> **What needs to be done**
Give the number of lines containing "asks" in this listing, with no other words.

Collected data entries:

** Begin **

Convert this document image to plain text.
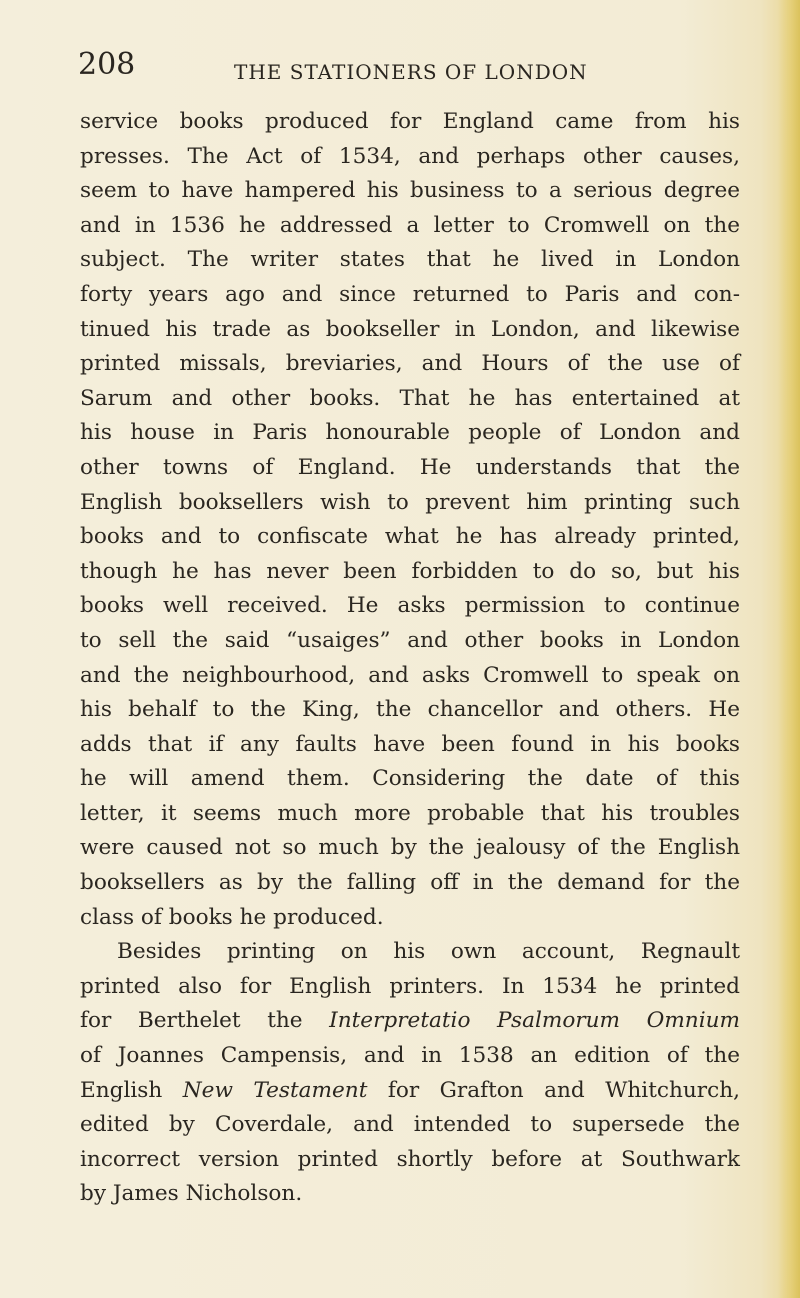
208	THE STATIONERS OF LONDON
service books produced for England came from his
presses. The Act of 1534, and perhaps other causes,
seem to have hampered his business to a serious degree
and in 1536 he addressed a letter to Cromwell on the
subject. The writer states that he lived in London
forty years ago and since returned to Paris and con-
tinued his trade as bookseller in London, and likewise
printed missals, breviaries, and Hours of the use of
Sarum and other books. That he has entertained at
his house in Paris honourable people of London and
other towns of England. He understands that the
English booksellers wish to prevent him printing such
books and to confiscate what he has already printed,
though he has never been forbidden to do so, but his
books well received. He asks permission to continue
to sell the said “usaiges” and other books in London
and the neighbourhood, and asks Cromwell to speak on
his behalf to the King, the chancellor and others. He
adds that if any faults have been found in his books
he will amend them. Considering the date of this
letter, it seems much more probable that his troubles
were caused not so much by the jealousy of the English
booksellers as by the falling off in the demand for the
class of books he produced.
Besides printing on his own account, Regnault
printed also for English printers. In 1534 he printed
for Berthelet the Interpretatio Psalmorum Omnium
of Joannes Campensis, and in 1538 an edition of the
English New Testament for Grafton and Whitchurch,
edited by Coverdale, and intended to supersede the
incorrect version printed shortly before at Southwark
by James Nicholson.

** End **
** Begin **

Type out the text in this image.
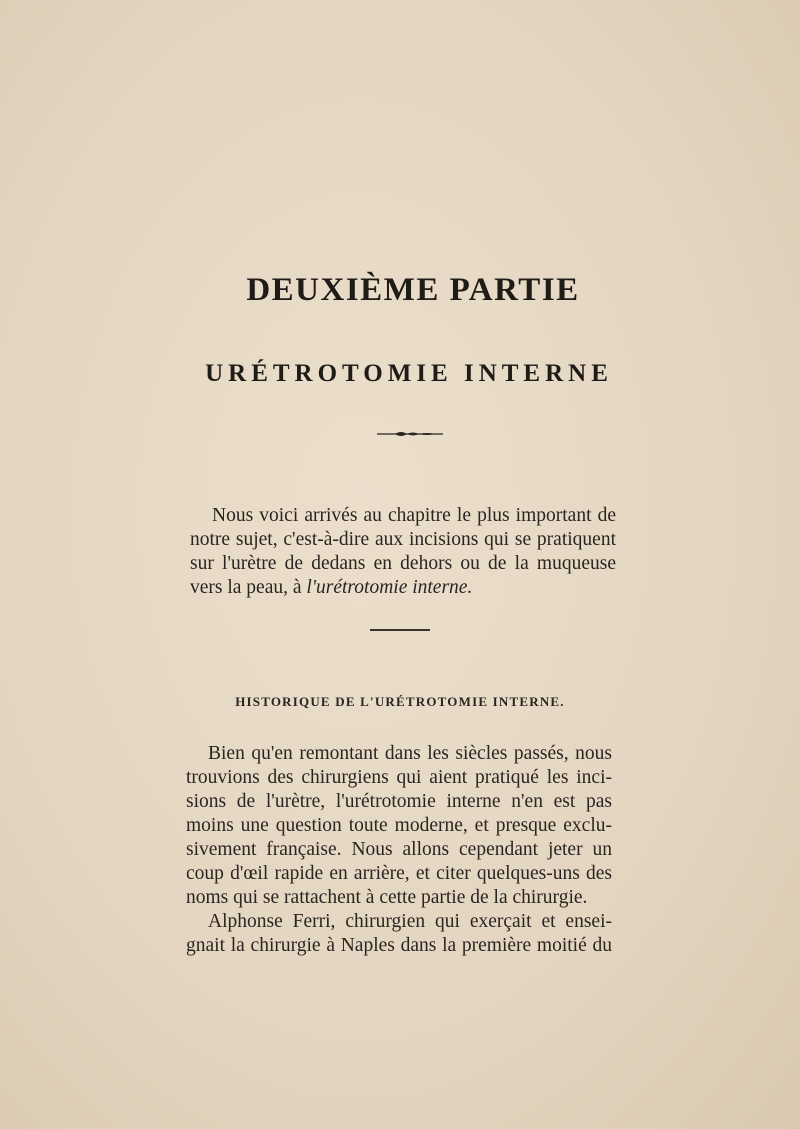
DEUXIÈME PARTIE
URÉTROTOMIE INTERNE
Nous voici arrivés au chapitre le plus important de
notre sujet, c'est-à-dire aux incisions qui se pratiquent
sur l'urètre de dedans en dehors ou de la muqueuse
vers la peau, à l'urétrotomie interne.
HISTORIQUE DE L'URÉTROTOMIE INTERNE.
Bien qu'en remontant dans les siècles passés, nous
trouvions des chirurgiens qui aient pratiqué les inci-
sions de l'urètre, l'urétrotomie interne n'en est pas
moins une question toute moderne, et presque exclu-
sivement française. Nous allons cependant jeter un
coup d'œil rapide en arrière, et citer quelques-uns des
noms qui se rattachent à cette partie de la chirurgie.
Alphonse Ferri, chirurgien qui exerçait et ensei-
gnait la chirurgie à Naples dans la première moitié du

** End **

> **Worked answer**
2